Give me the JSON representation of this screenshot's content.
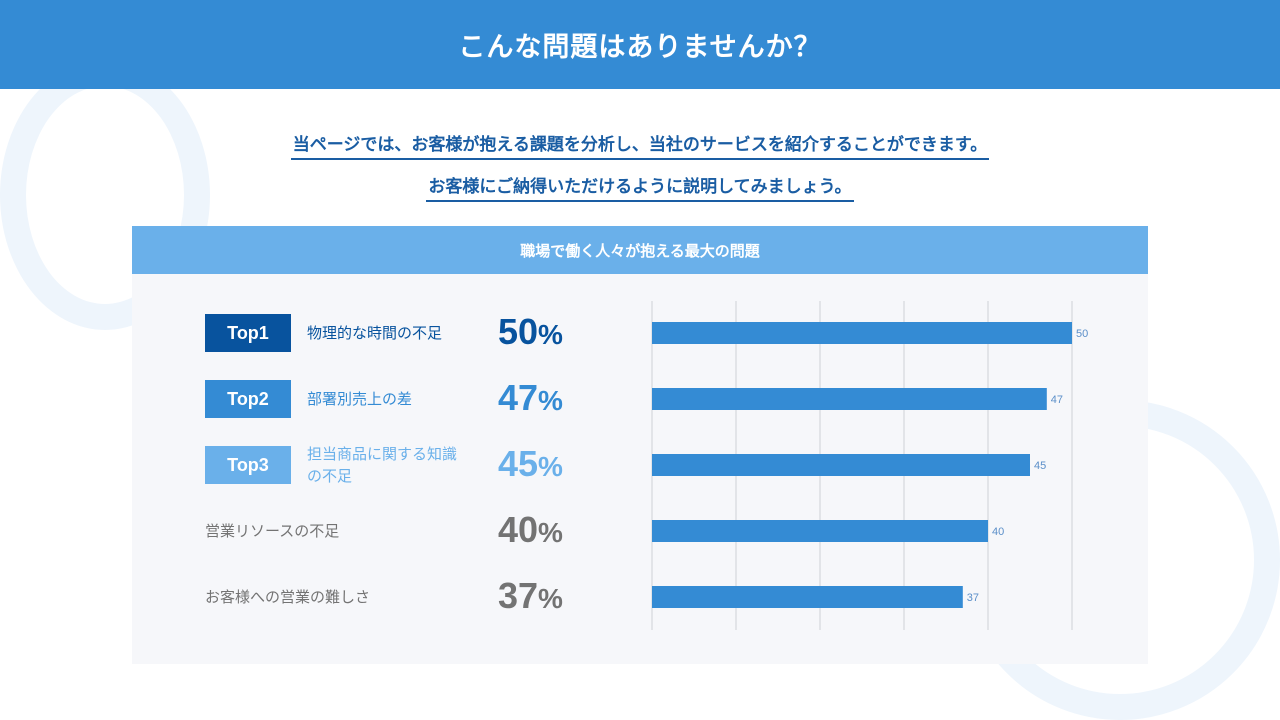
{
  "header": {
    "title": "こんな問題はありませんか？"
  },
  "intro": {
    "line1": "当ページでは、お客様が抱える課題を分析し、当社のサービスを紹介することができます。",
    "line2": "お客様にご納得いただけるように説明してみましょう。"
  },
  "panel": {
    "title": "職場で働く人々が抱える最大の問題"
  },
  "colors": {
    "header": "#348bd4",
    "top1": "#08539e",
    "top2": "#348bd4",
    "top3": "#6ab0ea",
    "other": "#737373",
    "bar": "#348bd4"
  },
  "rows": [
    {
      "badge": "Top1",
      "label": "物理的な時間の不足",
      "pct": "50",
      "unit": "%"
    },
    {
      "badge": "Top2",
      "label": "部署別売上の差",
      "pct": "47",
      "unit": "%"
    },
    {
      "badge": "Top3",
      "label": "担当商品に関する知識の不足",
      "pct": "45",
      "unit": "%"
    },
    {
      "badge": "",
      "label": "営業リソースの不足",
      "pct": "40",
      "unit": "%"
    },
    {
      "badge": "",
      "label": "お客様への営業の難しさ",
      "pct": "37",
      "unit": "%"
    }
  ],
  "chart_data": {
    "type": "bar",
    "orientation": "horizontal",
    "categories": [
      "物理的な時間の不足",
      "部署別売上の差",
      "担当商品に関する知識の不足",
      "営業リソースの不足",
      "お客様への営業の難しさ"
    ],
    "values": [
      50,
      47,
      45,
      40,
      37
    ],
    "xlim": [
      0,
      50
    ],
    "grid": true,
    "data_labels": [
      "50",
      "47",
      "45",
      "40",
      "37"
    ]
  }
}
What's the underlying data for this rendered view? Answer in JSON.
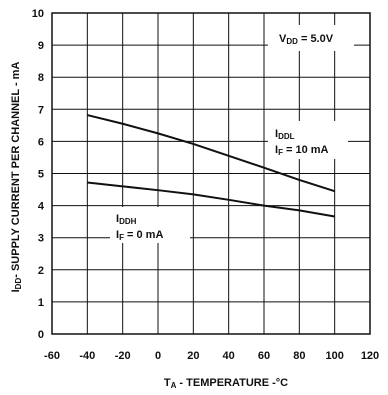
{
  "chart_data": {
    "type": "line",
    "title": "",
    "xlabel": "TA - TEMPERATURE -°C",
    "ylabel": "IDD- SUPPLY CURRENT PER CHANNEL - mA",
    "xlim": [
      -60,
      120
    ],
    "ylim": [
      0,
      10
    ],
    "x_ticks": [
      "-60",
      "-40",
      "-20",
      "0",
      "20",
      "40",
      "60",
      "80",
      "100",
      "120"
    ],
    "y_ticks": [
      "0",
      "1",
      "2",
      "3",
      "4",
      "5",
      "6",
      "7",
      "8",
      "9",
      "10"
    ],
    "grid": true,
    "series": [
      {
        "name": "IDDL IF = 10 mA",
        "x": [
          -40,
          -20,
          0,
          20,
          40,
          60,
          80,
          100
        ],
        "y": [
          6.82,
          6.55,
          6.25,
          5.92,
          5.55,
          5.18,
          4.8,
          4.45
        ]
      },
      {
        "name": "IDDH IF = 0 mA",
        "x": [
          -40,
          -20,
          0,
          20,
          40,
          60,
          80,
          100
        ],
        "y": [
          4.72,
          4.6,
          4.48,
          4.35,
          4.18,
          4.0,
          3.85,
          3.66
        ]
      }
    ],
    "annotations": {
      "vdd": {
        "main": "V",
        "sub": "DD",
        "rest": " = 5.0V"
      },
      "iddl_line1": {
        "main": "I",
        "sub": "DDL",
        "rest": ""
      },
      "iddl_line2": {
        "main": "I",
        "sub": "F",
        "rest": " = 10 mA"
      },
      "iddh_line1": {
        "main": "I",
        "sub": "DDH",
        "rest": ""
      },
      "iddh_line2": {
        "main": "I",
        "sub": "F",
        "rest": " = 0 mA"
      }
    },
    "xlabel_parts": {
      "main": "T",
      "sub": "A",
      "rest": " - TEMPERATURE -°C"
    },
    "ylabel_parts": {
      "main": "I",
      "sub": "DD",
      "rest": "- SUPPLY CURRENT PER CHANNEL - mA"
    }
  }
}
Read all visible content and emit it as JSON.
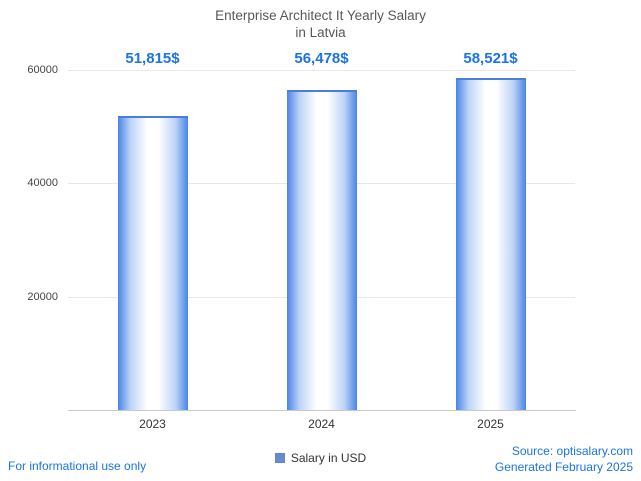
{
  "title": {
    "line1": "Enterprise Architect It Yearly Salary",
    "line2": "in Latvia"
  },
  "chart_data": {
    "type": "bar",
    "title": "Enterprise Architect It Yearly Salary in Latvia",
    "categories": [
      "2023",
      "2024",
      "2025"
    ],
    "series": [
      {
        "name": "Salary in USD",
        "values": [
          51815,
          56478,
          58521
        ]
      }
    ],
    "value_labels": [
      "51,815$",
      "56,478$",
      "58,521$"
    ],
    "xlabel": "",
    "ylabel": "",
    "ylim": [
      0,
      60000
    ],
    "yticks": [
      20000,
      40000,
      60000
    ],
    "ytick_labels": [
      "20000",
      "40000",
      "60000"
    ],
    "grid": true,
    "legend_position": "bottom",
    "legend": [
      {
        "label": "Salary in USD",
        "color": "#6688cc"
      }
    ],
    "bar_colors": {
      "edge": "#4a84e6",
      "mid": "#bdd4f7",
      "center": "#ffffff",
      "cap": "#4b7ddd"
    },
    "value_label_color": "#1a73e8"
  },
  "footer": {
    "left": "For informational use only",
    "right_line1": "Source: optisalary.com",
    "right_line2": "Generated February 2025"
  }
}
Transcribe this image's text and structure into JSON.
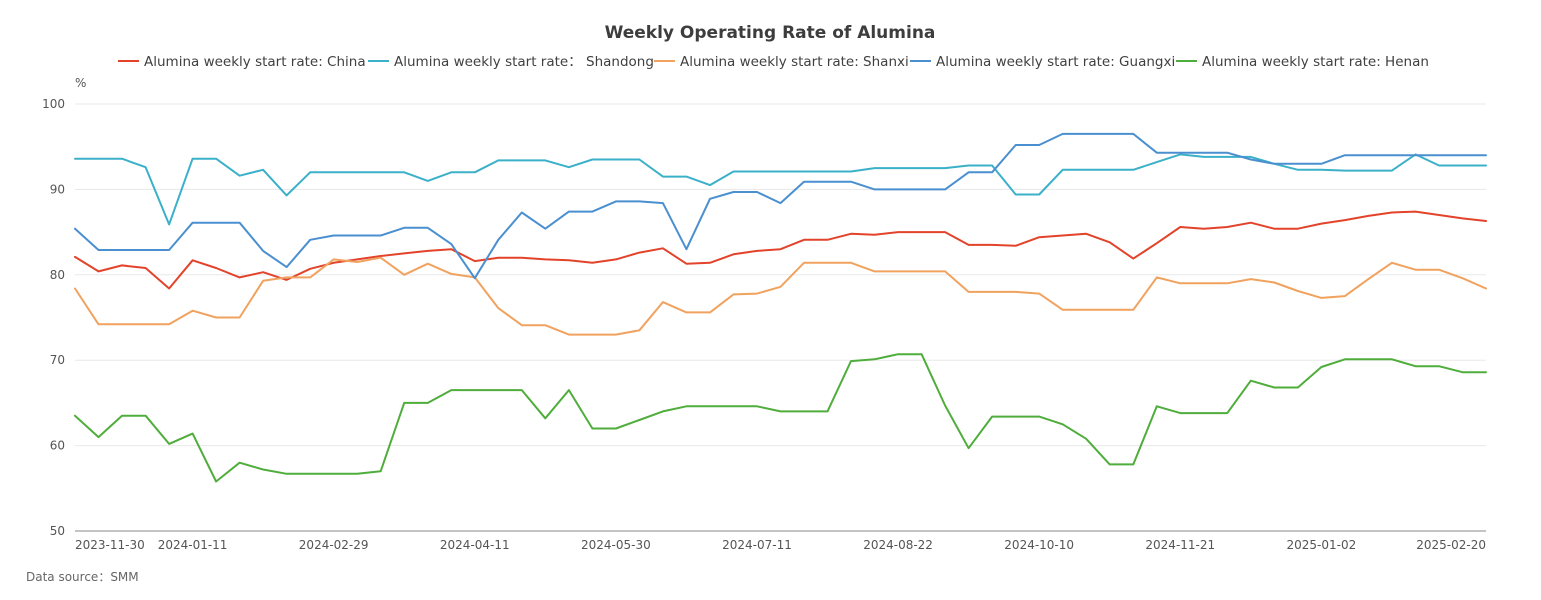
{
  "chart_data": {
    "type": "line",
    "title": "Weekly Operating Rate of Alumina",
    "ylabel": "%",
    "xlabel": "",
    "ylim": [
      50,
      100
    ],
    "yticks": [
      50,
      60,
      70,
      80,
      90,
      100
    ],
    "grid": true,
    "legend_position": "top",
    "x_tick_labels": [
      "2023-11-30",
      "2024-01-11",
      "2024-02-29",
      "2024-04-11",
      "2024-05-30",
      "2024-07-11",
      "2024-08-22",
      "2024-10-10",
      "2024-11-21",
      "2025-01-02",
      "2025-02-20"
    ],
    "x_tick_indices": [
      0,
      5,
      11,
      17,
      23,
      29,
      35,
      41,
      47,
      53,
      59
    ],
    "series": [
      {
        "name": "Alumina weekly start rate: China",
        "color": "#e2432a",
        "values": [
          82.1,
          80.4,
          81.1,
          80.8,
          78.4,
          81.7,
          80.8,
          79.7,
          80.3,
          79.4,
          80.7,
          81.4,
          81.8,
          82.2,
          82.5,
          82.8,
          83.0,
          81.6,
          82.0,
          82.0,
          81.8,
          81.7,
          81.4,
          81.8,
          82.6,
          83.1,
          81.3,
          81.4,
          82.4,
          82.8,
          83.0,
          84.1,
          84.1,
          84.8,
          84.7,
          85.0,
          85.0,
          85.0,
          83.5,
          83.5,
          83.4,
          84.4,
          84.6,
          84.8,
          83.8,
          81.9,
          83.7,
          85.6,
          85.4,
          85.6,
          86.1,
          85.4,
          85.4,
          86.0,
          86.4,
          86.9,
          87.3,
          87.4,
          87.0,
          86.6,
          86.3
        ]
      },
      {
        "name": "Alumina weekly start rate： Shandong",
        "color": "#3bb0c9",
        "values": [
          93.6,
          93.6,
          93.6,
          92.6,
          85.9,
          93.6,
          93.6,
          91.6,
          92.3,
          89.3,
          92.0,
          92.0,
          92.0,
          92.0,
          92.0,
          91.0,
          92.0,
          92.0,
          93.4,
          93.4,
          93.4,
          92.6,
          93.5,
          93.5,
          93.5,
          91.5,
          91.5,
          90.5,
          92.1,
          92.1,
          92.1,
          92.1,
          92.1,
          92.1,
          92.5,
          92.5,
          92.5,
          92.5,
          92.8,
          92.8,
          89.4,
          89.4,
          92.3,
          92.3,
          92.3,
          92.3,
          93.2,
          94.1,
          93.8,
          93.8,
          93.8,
          93.0,
          92.3,
          92.3,
          92.2,
          92.2,
          92.2,
          94.1,
          92.8,
          92.8,
          92.8
        ]
      },
      {
        "name": "Alumina weekly start rate: Shanxi",
        "color": "#f0a25e",
        "values": [
          78.4,
          74.2,
          74.2,
          74.2,
          74.2,
          75.8,
          75.0,
          75.0,
          79.3,
          79.7,
          79.7,
          81.8,
          81.5,
          82.0,
          80.0,
          81.3,
          80.1,
          79.7,
          76.1,
          74.1,
          74.1,
          73.0,
          73.0,
          73.0,
          73.5,
          76.8,
          75.6,
          75.6,
          77.7,
          77.8,
          78.6,
          81.4,
          81.4,
          81.4,
          80.4,
          80.4,
          80.4,
          80.4,
          78.0,
          78.0,
          78.0,
          77.8,
          75.9,
          75.9,
          75.9,
          75.9,
          79.7,
          79.0,
          79.0,
          79.0,
          79.5,
          79.1,
          78.1,
          77.3,
          77.5,
          79.5,
          81.4,
          80.6,
          80.6,
          79.6,
          78.4
        ]
      },
      {
        "name": "Alumina weekly start rate: Guangxi",
        "color": "#4a8fcf",
        "values": [
          85.4,
          82.9,
          82.9,
          82.9,
          82.9,
          86.1,
          86.1,
          86.1,
          82.8,
          80.9,
          84.1,
          84.6,
          84.6,
          84.6,
          85.5,
          85.5,
          83.6,
          79.6,
          84.1,
          87.3,
          85.4,
          87.4,
          87.4,
          88.6,
          88.6,
          88.4,
          83.0,
          88.9,
          89.7,
          89.7,
          88.4,
          90.9,
          90.9,
          90.9,
          90.0,
          90.0,
          90.0,
          90.0,
          92.0,
          92.0,
          95.2,
          95.2,
          96.5,
          96.5,
          96.5,
          96.5,
          94.3,
          94.3,
          94.3,
          94.3,
          93.5,
          93.0,
          93.0,
          93.0,
          94.0,
          94.0,
          94.0,
          94.0,
          94.0,
          94.0,
          94.0
        ]
      },
      {
        "name": "Alumina weekly start rate: Henan",
        "color": "#4fad3b",
        "values": [
          63.5,
          61.0,
          63.5,
          63.5,
          60.2,
          61.4,
          55.8,
          58.0,
          57.2,
          56.7,
          56.7,
          56.7,
          56.7,
          57.0,
          65.0,
          65.0,
          66.5,
          66.5,
          66.5,
          66.5,
          63.2,
          66.5,
          62.0,
          62.0,
          63.0,
          64.0,
          64.6,
          64.6,
          64.6,
          64.6,
          64.0,
          64.0,
          64.0,
          69.9,
          70.1,
          70.7,
          70.7,
          64.7,
          59.7,
          63.4,
          63.4,
          63.4,
          62.5,
          60.8,
          57.8,
          57.8,
          64.6,
          63.8,
          63.8,
          63.8,
          67.6,
          66.8,
          66.8,
          69.2,
          70.1,
          70.1,
          70.1,
          69.3,
          69.3,
          68.6,
          68.6
        ]
      }
    ]
  },
  "footer": {
    "source": "Data source：SMM"
  }
}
....
Give the number of lines that hold the word "content" in these records, with nothing added.

2